◆ TASK OBJECTIVE ◆
Copy every line of the listing that holds the string "three".

◆ STORED RECORDS ◆
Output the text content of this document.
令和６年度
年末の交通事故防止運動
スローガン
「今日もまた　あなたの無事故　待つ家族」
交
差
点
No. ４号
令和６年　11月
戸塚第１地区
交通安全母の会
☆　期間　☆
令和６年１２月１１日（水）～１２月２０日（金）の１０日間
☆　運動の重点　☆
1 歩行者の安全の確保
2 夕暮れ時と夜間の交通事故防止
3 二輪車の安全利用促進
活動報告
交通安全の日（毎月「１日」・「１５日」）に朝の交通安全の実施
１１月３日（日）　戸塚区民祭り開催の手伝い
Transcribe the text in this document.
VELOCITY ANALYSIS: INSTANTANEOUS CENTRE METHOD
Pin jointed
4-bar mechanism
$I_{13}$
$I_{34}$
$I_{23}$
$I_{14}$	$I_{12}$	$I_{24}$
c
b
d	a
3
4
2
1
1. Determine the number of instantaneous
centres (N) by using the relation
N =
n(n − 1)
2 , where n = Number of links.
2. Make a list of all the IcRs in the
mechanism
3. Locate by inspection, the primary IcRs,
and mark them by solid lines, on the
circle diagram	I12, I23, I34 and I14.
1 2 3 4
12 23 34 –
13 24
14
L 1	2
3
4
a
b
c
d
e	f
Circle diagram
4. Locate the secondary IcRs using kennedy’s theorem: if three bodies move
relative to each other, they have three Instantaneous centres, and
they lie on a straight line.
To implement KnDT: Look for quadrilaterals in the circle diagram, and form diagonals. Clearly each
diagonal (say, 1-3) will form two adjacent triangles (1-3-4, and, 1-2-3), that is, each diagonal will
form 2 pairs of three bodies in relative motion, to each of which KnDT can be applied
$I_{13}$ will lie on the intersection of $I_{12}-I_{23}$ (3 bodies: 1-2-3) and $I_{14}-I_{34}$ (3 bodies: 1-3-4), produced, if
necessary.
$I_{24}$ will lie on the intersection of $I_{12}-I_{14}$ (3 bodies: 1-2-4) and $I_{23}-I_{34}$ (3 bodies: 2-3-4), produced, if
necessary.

* * *

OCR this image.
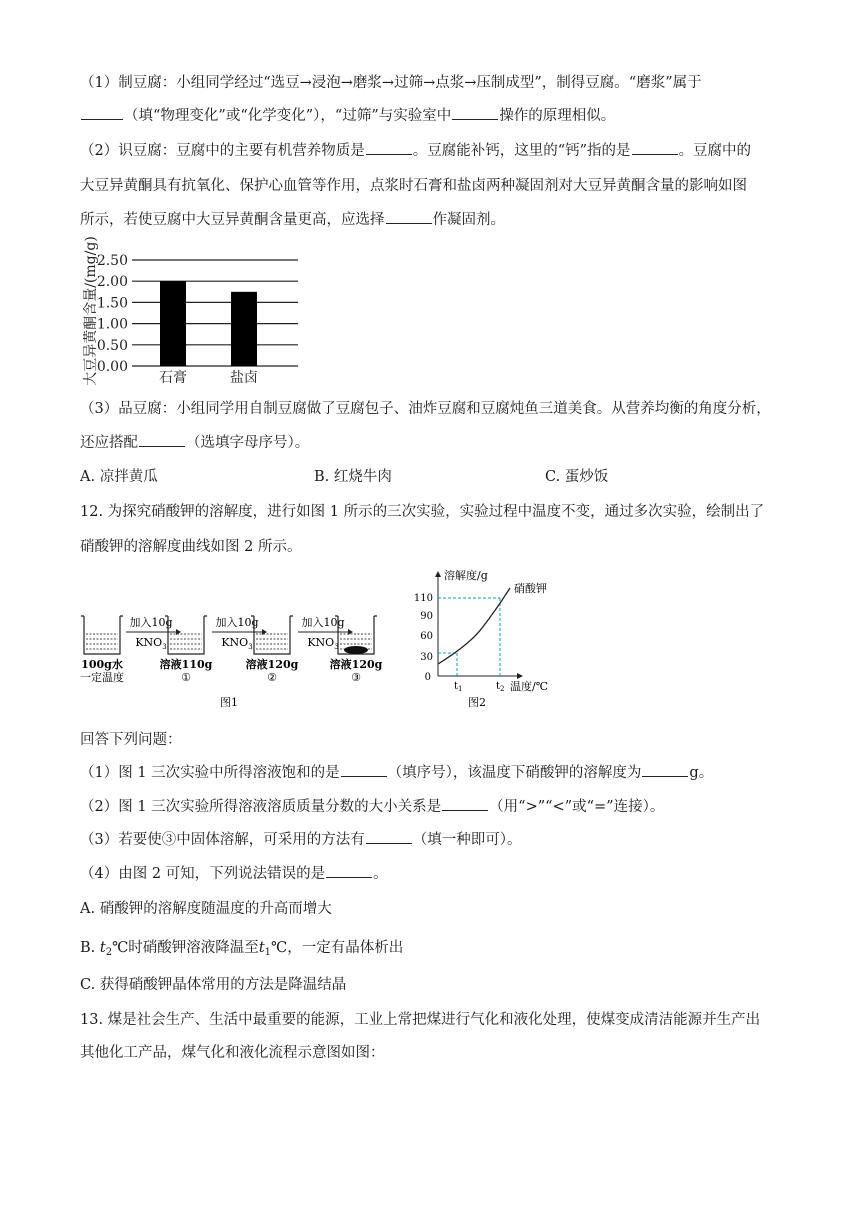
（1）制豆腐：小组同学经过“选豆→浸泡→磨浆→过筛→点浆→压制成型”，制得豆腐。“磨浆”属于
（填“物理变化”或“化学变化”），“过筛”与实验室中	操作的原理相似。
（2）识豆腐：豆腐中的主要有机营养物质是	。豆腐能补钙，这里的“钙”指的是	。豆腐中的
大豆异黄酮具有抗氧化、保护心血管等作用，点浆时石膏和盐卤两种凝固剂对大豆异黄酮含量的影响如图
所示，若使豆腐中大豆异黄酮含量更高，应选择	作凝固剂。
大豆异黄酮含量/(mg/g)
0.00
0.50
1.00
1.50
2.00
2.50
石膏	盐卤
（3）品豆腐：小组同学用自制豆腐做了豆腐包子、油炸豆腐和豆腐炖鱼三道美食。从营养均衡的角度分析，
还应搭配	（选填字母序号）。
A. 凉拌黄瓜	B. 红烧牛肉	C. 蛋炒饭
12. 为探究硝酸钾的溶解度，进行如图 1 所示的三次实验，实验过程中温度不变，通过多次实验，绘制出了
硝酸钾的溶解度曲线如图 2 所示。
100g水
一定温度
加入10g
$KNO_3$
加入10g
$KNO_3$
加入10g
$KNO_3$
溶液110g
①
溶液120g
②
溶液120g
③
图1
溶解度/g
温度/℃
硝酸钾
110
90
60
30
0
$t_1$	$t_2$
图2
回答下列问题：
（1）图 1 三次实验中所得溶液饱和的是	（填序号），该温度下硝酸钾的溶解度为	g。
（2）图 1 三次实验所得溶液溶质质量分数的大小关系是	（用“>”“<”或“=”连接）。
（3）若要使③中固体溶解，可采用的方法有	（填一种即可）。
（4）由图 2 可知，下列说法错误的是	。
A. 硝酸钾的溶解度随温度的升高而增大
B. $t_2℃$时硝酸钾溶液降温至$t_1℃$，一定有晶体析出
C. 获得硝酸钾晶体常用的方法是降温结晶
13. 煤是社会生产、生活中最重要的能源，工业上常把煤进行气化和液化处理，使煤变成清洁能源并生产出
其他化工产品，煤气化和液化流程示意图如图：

◆ SOLVED EXERCISE ◆
4. Locate the secondary IcRs using kennedy’s theorem: if three bodies move
relative to each other, they have three Instantaneous centres, and
form 2 pairs of three bodies in relative motion, to each of which KnDT can be applied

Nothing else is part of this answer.